───── Extracted entries
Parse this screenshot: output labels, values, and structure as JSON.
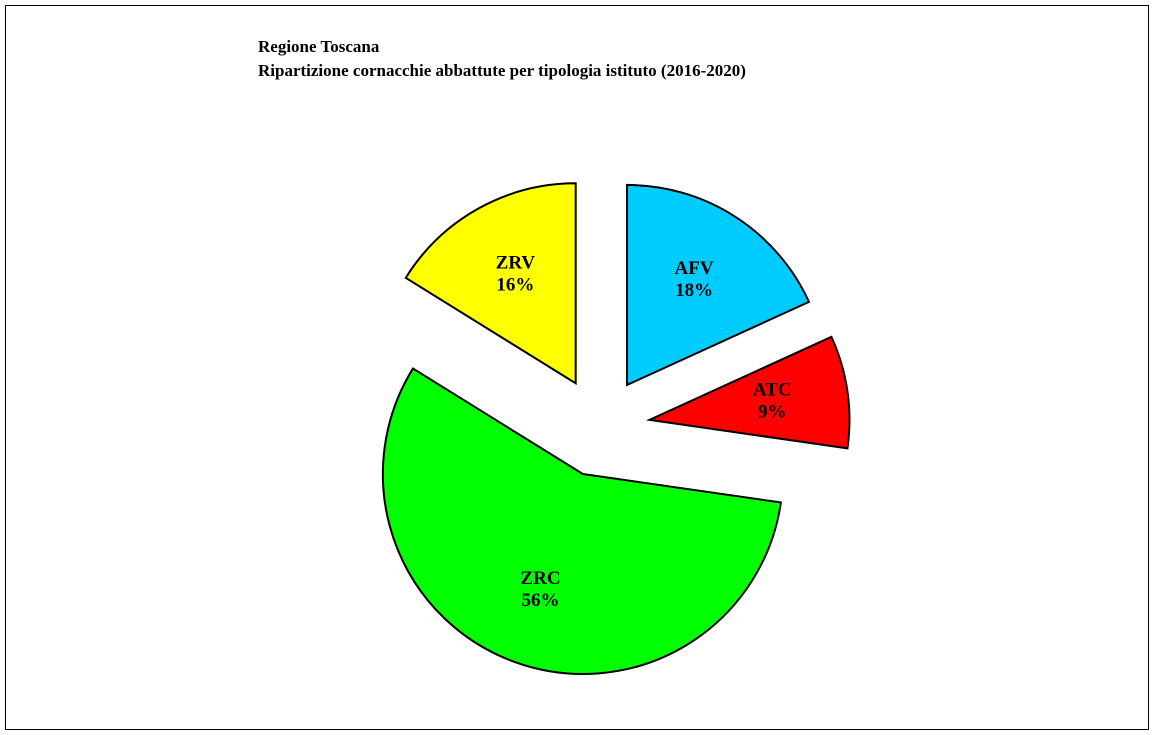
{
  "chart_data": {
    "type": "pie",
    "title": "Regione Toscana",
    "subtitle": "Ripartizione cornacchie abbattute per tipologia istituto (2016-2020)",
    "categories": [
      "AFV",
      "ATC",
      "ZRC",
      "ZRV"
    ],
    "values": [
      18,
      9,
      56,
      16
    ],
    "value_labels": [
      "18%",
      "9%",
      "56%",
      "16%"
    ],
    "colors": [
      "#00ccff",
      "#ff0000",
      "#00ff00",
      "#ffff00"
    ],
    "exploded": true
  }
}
──────────
Prompt: Write out all the entries again, word for word, and print no images.

Output for this exercise:
Parse this screenshot: output labels, values, and structure as JSON.
{
  "chart_data": {
    "type": "pie",
    "title": "Regione Toscana",
    "subtitle": "Ripartizione cornacchie abbattute per tipologia istituto (2016-2020)",
    "categories": [
      "AFV",
      "ATC",
      "ZRC",
      "ZRV"
    ],
    "values": [
      18,
      9,
      56,
      16
    ],
    "value_labels": [
      "18%",
      "9%",
      "56%",
      "16%"
    ],
    "colors": [
      "#00ccff",
      "#ff0000",
      "#00ff00",
      "#ffff00"
    ],
    "exploded": true
  }
}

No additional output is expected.